## Task goal
Scan the data below and pick out the lines containing the word "years".

(Dataset listings of figures)
********************

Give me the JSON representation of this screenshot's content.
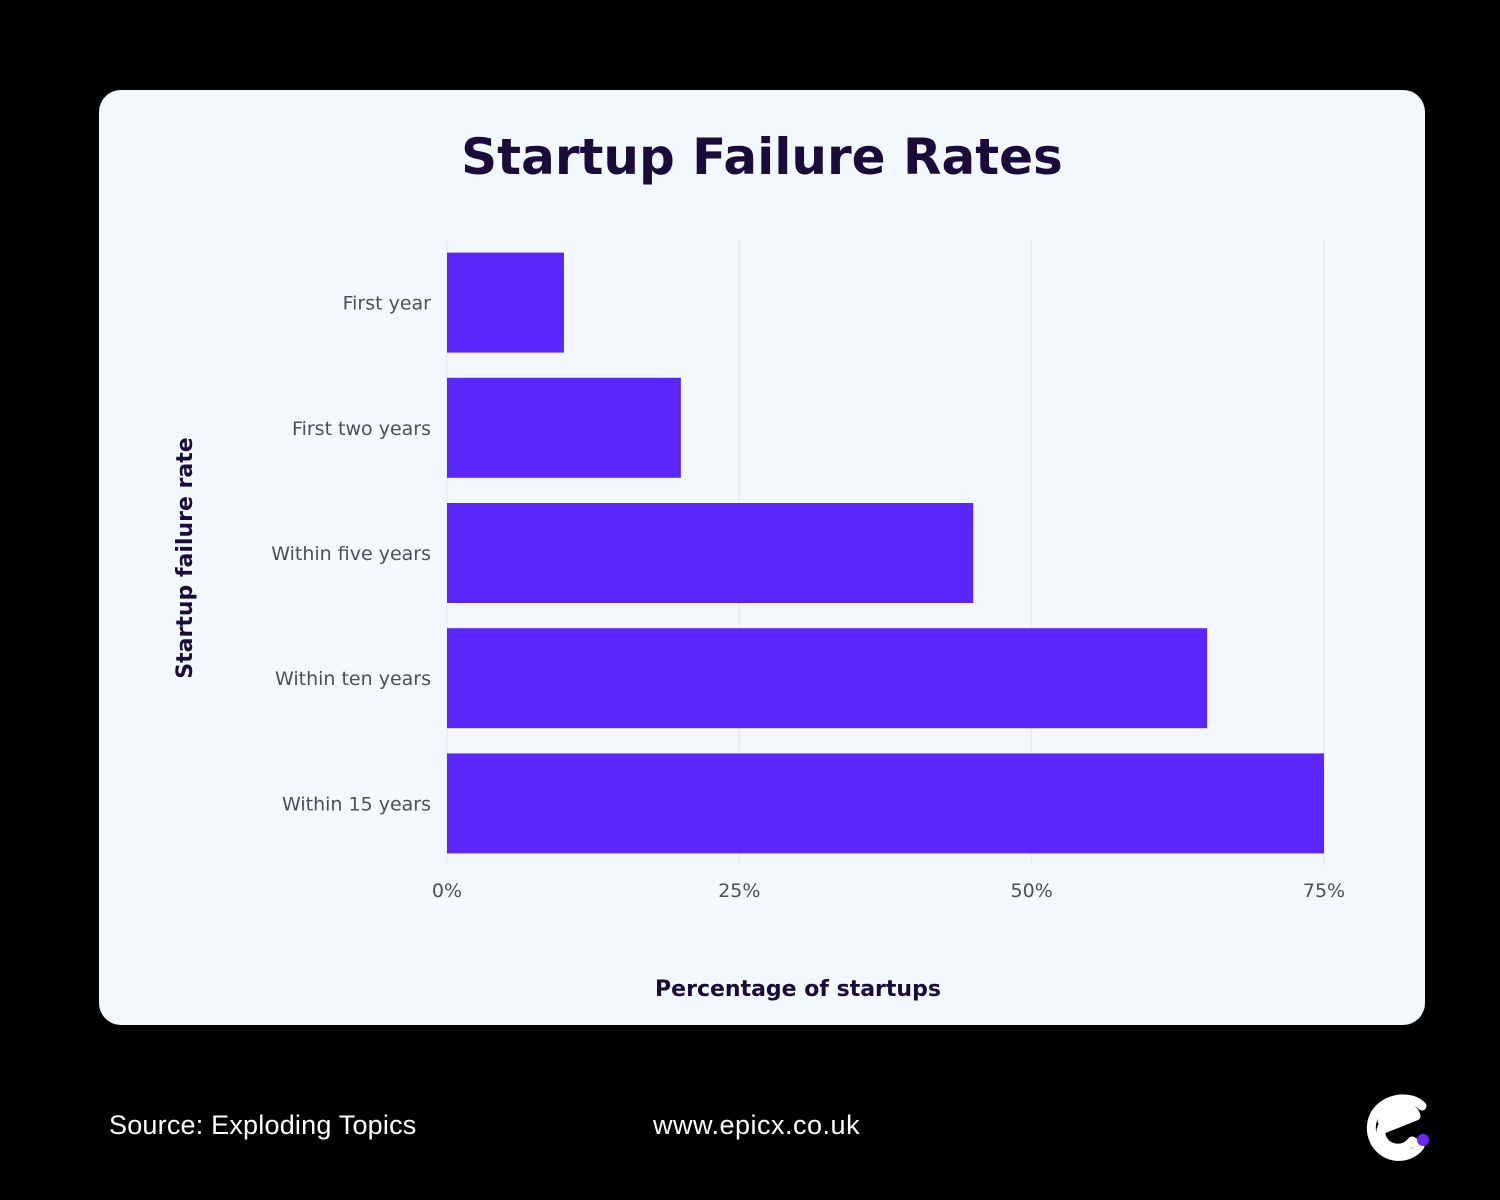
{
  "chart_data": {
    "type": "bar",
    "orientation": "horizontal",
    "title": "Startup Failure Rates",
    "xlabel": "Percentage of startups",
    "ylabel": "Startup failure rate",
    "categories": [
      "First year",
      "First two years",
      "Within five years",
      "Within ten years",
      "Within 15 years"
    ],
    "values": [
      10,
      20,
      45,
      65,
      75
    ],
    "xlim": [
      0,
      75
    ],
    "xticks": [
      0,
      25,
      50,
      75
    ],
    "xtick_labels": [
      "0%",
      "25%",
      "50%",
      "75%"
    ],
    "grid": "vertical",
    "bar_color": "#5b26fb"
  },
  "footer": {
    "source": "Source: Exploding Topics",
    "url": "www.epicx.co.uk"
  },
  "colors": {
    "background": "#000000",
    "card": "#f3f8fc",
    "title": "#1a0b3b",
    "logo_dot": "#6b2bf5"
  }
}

********************

## Result of the task
      "First two years",
      "Within five years",
      "Within ten years",
      "Within 15 years"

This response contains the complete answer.